Description of the task :: Using the entries that follow, collect the lines where the word "this" appears.

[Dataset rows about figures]
▬▬▬

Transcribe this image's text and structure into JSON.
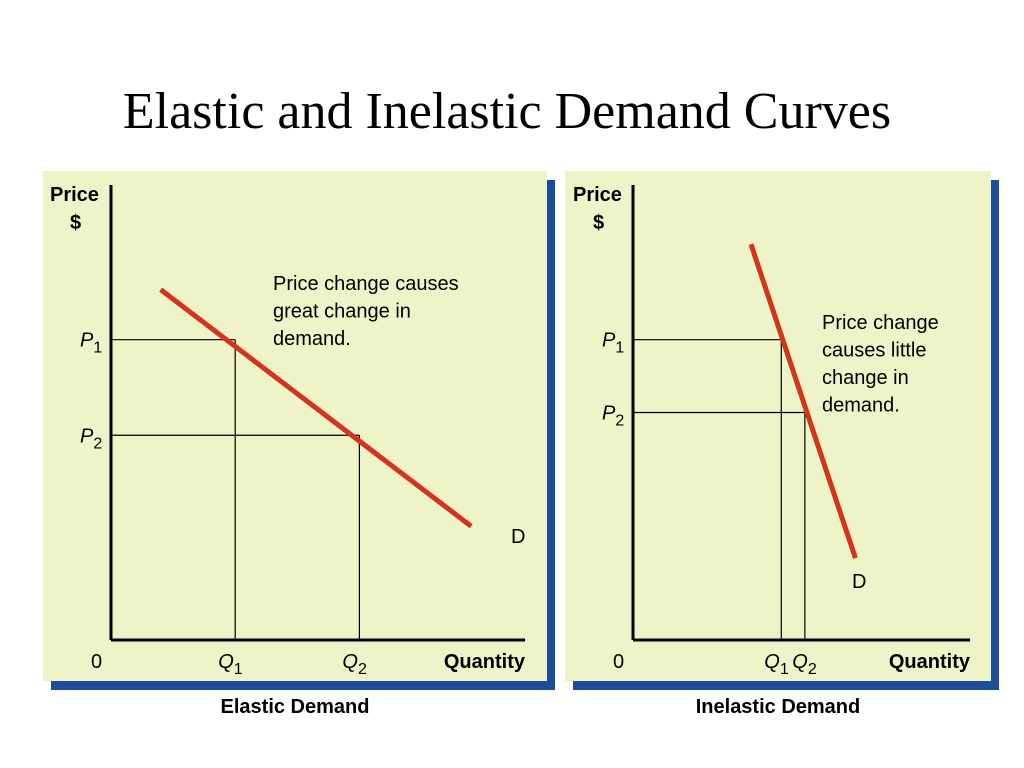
{
  "slide": {
    "title": "Elastic and Inelastic Demand Curves"
  },
  "colors": {
    "panel_bg": "#eef4c8",
    "panel_shadow": "#1b4d9a",
    "curve": "#d6321c",
    "axis": "#000000"
  },
  "chart_data": [
    {
      "type": "line",
      "title": "Elastic Demand",
      "ylabel": {
        "line1": "Price",
        "line2": "$"
      },
      "xlabel": "Quantity",
      "origin_label": "0",
      "xlim": [
        0,
        10
      ],
      "ylim": [
        0,
        10
      ],
      "demand": {
        "label": "D",
        "x": [
          1.2,
          8.7
        ],
        "y": [
          7.7,
          2.5
        ]
      },
      "prices": [
        {
          "sym": "P",
          "sub": "1",
          "value": 6.6
        },
        {
          "sym": "P",
          "sub": "2",
          "value": 4.5
        }
      ],
      "quantities": [
        {
          "sym": "Q",
          "sub": "1",
          "value": 3.0
        },
        {
          "sym": "Q",
          "sub": "2",
          "value": 6.0
        }
      ],
      "annotation": [
        "Price change causes",
        "great change in",
        "demand."
      ]
    },
    {
      "type": "line",
      "title": "Inelastic Demand",
      "ylabel": {
        "line1": "Price",
        "line2": "$"
      },
      "xlabel": "Quantity",
      "origin_label": "0",
      "xlim": [
        0,
        10
      ],
      "ylim": [
        0,
        10
      ],
      "demand": {
        "label": "D",
        "x": [
          3.5,
          6.6
        ],
        "y": [
          8.7,
          1.8
        ]
      },
      "prices": [
        {
          "sym": "P",
          "sub": "1",
          "value": 6.6
        },
        {
          "sym": "P",
          "sub": "2",
          "value": 5.0
        }
      ],
      "quantities": [
        {
          "sym": "Q",
          "sub": "1",
          "value": 4.4
        },
        {
          "sym": "Q",
          "sub": "2",
          "value": 5.1
        }
      ],
      "annotation": [
        "Price change",
        "causes little",
        "change in",
        "demand."
      ]
    }
  ]
}
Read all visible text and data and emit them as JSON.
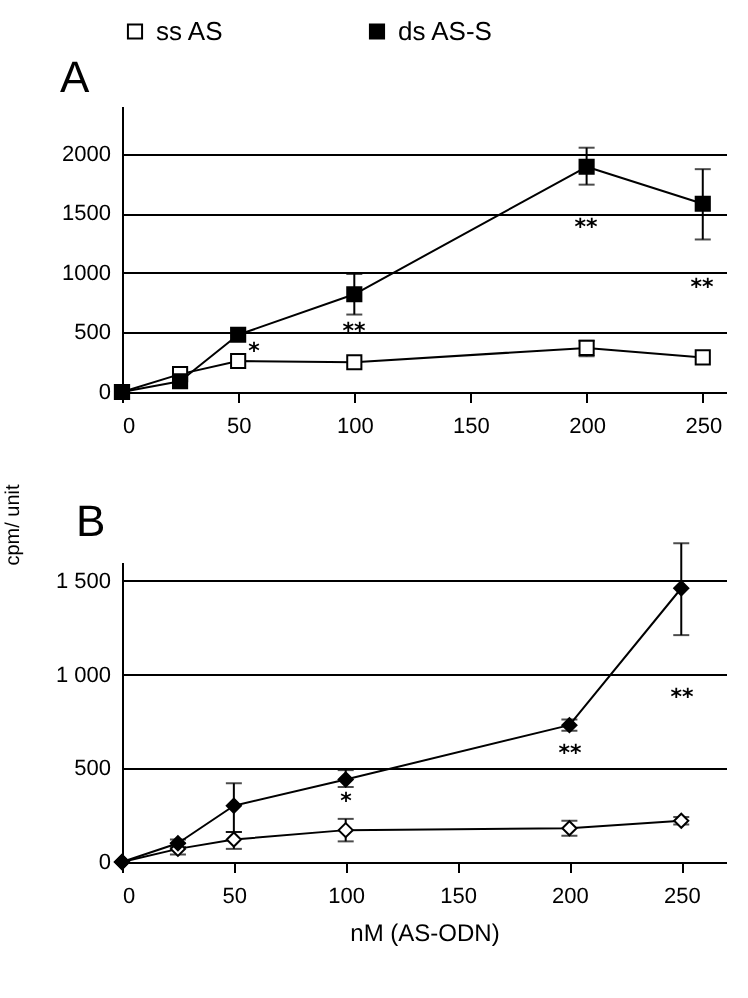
{
  "chart_data": [
    {
      "type": "line",
      "title": "A",
      "ylabel": "cpm/ unit",
      "marker": "square",
      "legend": "top",
      "grid": "y",
      "xlim": [
        0,
        260
      ],
      "xticks": [
        0,
        50,
        100,
        150,
        200,
        250
      ],
      "ylim": [
        0,
        2400
      ],
      "yticks": [
        0,
        500,
        1000,
        1500,
        2000
      ],
      "x": [
        0,
        25,
        50,
        100,
        200,
        250
      ],
      "series": [
        {
          "name": "ss AS",
          "color": "#ffffff",
          "values": [
            0,
            150,
            260,
            250,
            370,
            290
          ],
          "errors": [
            null,
            null,
            null,
            null,
            [
              300,
              430
            ],
            null
          ]
        },
        {
          "name": "ds AS-S",
          "color": "#000000",
          "values": [
            0,
            90,
            480,
            820,
            1890,
            1580
          ],
          "errors": [
            null,
            null,
            null,
            [
              650,
              990
            ],
            [
              1740,
              2050
            ],
            [
              1280,
              1870
            ]
          ]
        }
      ],
      "annotations": [
        "*",
        "**",
        "**",
        "**"
      ]
    },
    {
      "type": "line",
      "title": "B",
      "xlabel": "nM (AS-ODN)",
      "marker": "diamond",
      "grid": "y",
      "xlim": [
        0,
        270
      ],
      "xticks": [
        0,
        50,
        100,
        150,
        200,
        250
      ],
      "ylim": [
        0,
        1600
      ],
      "yticks": [
        0,
        500,
        {
          "value": 1000,
          "label": "1 000"
        },
        {
          "value": 1500,
          "label": "1 500"
        }
      ],
      "x": [
        0,
        25,
        50,
        100,
        200,
        250
      ],
      "series": [
        {
          "color": "#ffffff",
          "values": [
            0,
            70,
            120,
            170,
            180,
            220
          ],
          "errors": [
            null,
            [
              40,
              100
            ],
            [
              70,
              160
            ],
            [
              110,
              230
            ],
            [
              140,
              220
            ],
            [
              200,
              240
            ]
          ]
        },
        {
          "color": "#000000",
          "values": [
            0,
            100,
            300,
            440,
            730,
            1460
          ],
          "errors": [
            null,
            [
              80,
              120
            ],
            [
              160,
              420
            ],
            [
              400,
              490
            ],
            [
              700,
              760
            ],
            [
              1210,
              1700
            ]
          ]
        }
      ],
      "annotations": [
        "*",
        "**",
        "**"
      ]
    }
  ]
}
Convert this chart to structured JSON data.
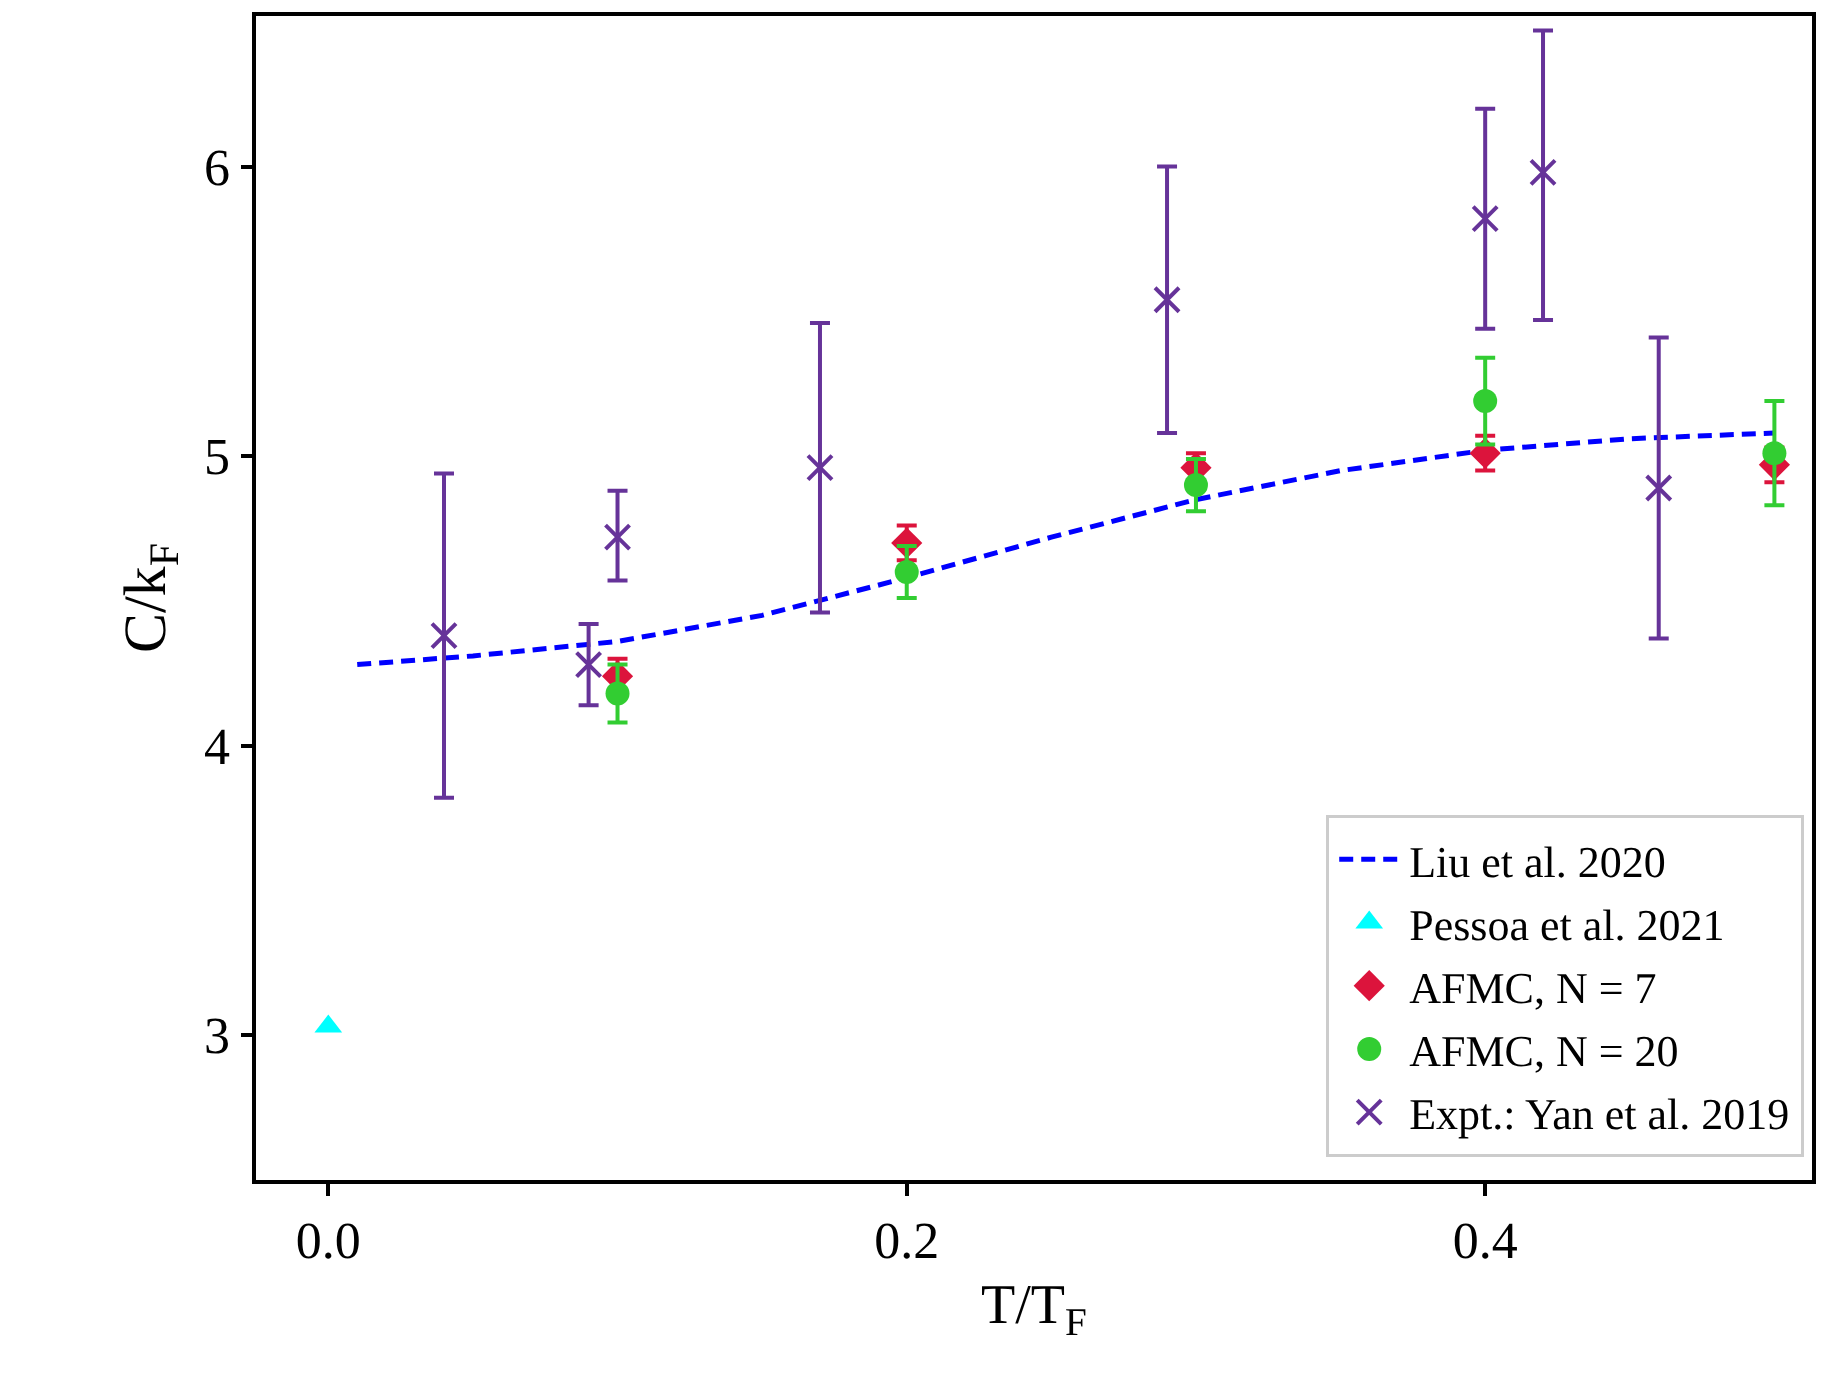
{
  "chart_data": {
    "type": "scatter",
    "xlabel": "T/T$_{F}$",
    "ylabel": "C/k$_{F}$",
    "xlim": [
      -0.025,
      0.513
    ],
    "ylim": [
      2.5,
      6.52
    ],
    "xticks": [
      {
        "value": 0.0,
        "label": "0.0"
      },
      {
        "value": 0.2,
        "label": "0.2"
      },
      {
        "value": 0.4,
        "label": "0.4"
      }
    ],
    "yticks": [
      3,
      4,
      5,
      6
    ],
    "legend": "bottom right",
    "series": [
      {
        "name": "Liu et al. 2020",
        "type": "line",
        "color": "#0000ff",
        "line_style": "dashed",
        "marker": "none",
        "x": [
          0.01,
          0.05,
          0.1,
          0.15,
          0.2,
          0.25,
          0.3,
          0.35,
          0.4,
          0.45,
          0.5
        ],
        "values": [
          4.28,
          4.31,
          4.36,
          4.45,
          4.58,
          4.72,
          4.85,
          4.95,
          5.02,
          5.06,
          5.08
        ]
      },
      {
        "name": "Pessoa et al. 2021",
        "color": "#00ffff",
        "marker": "triangle",
        "x": [
          0.0
        ],
        "values": [
          3.03
        ]
      },
      {
        "name": "AFMC, N = 7",
        "color": "#dc143c",
        "marker": "diamond",
        "x": [
          0.1,
          0.2,
          0.3,
          0.4,
          0.5
        ],
        "values": [
          4.24,
          4.7,
          4.96,
          5.01,
          4.97
        ],
        "errors": [
          0.06,
          0.06,
          0.05,
          0.06,
          0.06
        ]
      },
      {
        "name": "AFMC, N = 20",
        "color": "#32cd32",
        "marker": "circle",
        "x": [
          0.1,
          0.2,
          0.3,
          0.4,
          0.5
        ],
        "values": [
          4.18,
          4.6,
          4.9,
          5.19,
          5.01
        ],
        "errors": [
          0.1,
          0.09,
          0.09,
          0.15,
          0.18
        ]
      },
      {
        "name": "Expt.: Yan et al. 2019",
        "color": "#663399",
        "marker": "cross",
        "x": [
          0.04,
          0.09,
          0.1,
          0.17,
          0.29,
          0.4,
          0.42,
          0.46
        ],
        "values": [
          4.38,
          4.28,
          4.72,
          4.96,
          5.54,
          5.82,
          5.98,
          4.89
        ],
        "errors": [
          [
            3.82,
            4.94
          ],
          [
            4.14,
            4.42
          ],
          [
            4.57,
            4.88
          ],
          [
            4.46,
            5.46
          ],
          [
            5.08,
            6.0
          ],
          [
            5.44,
            6.2
          ],
          [
            5.47,
            6.47
          ],
          [
            4.37,
            5.41
          ]
        ]
      }
    ]
  }
}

▬▬▬

Written response ::
Transcribe this image's text and structure into JSON.
Convert this chart to structured JSON data.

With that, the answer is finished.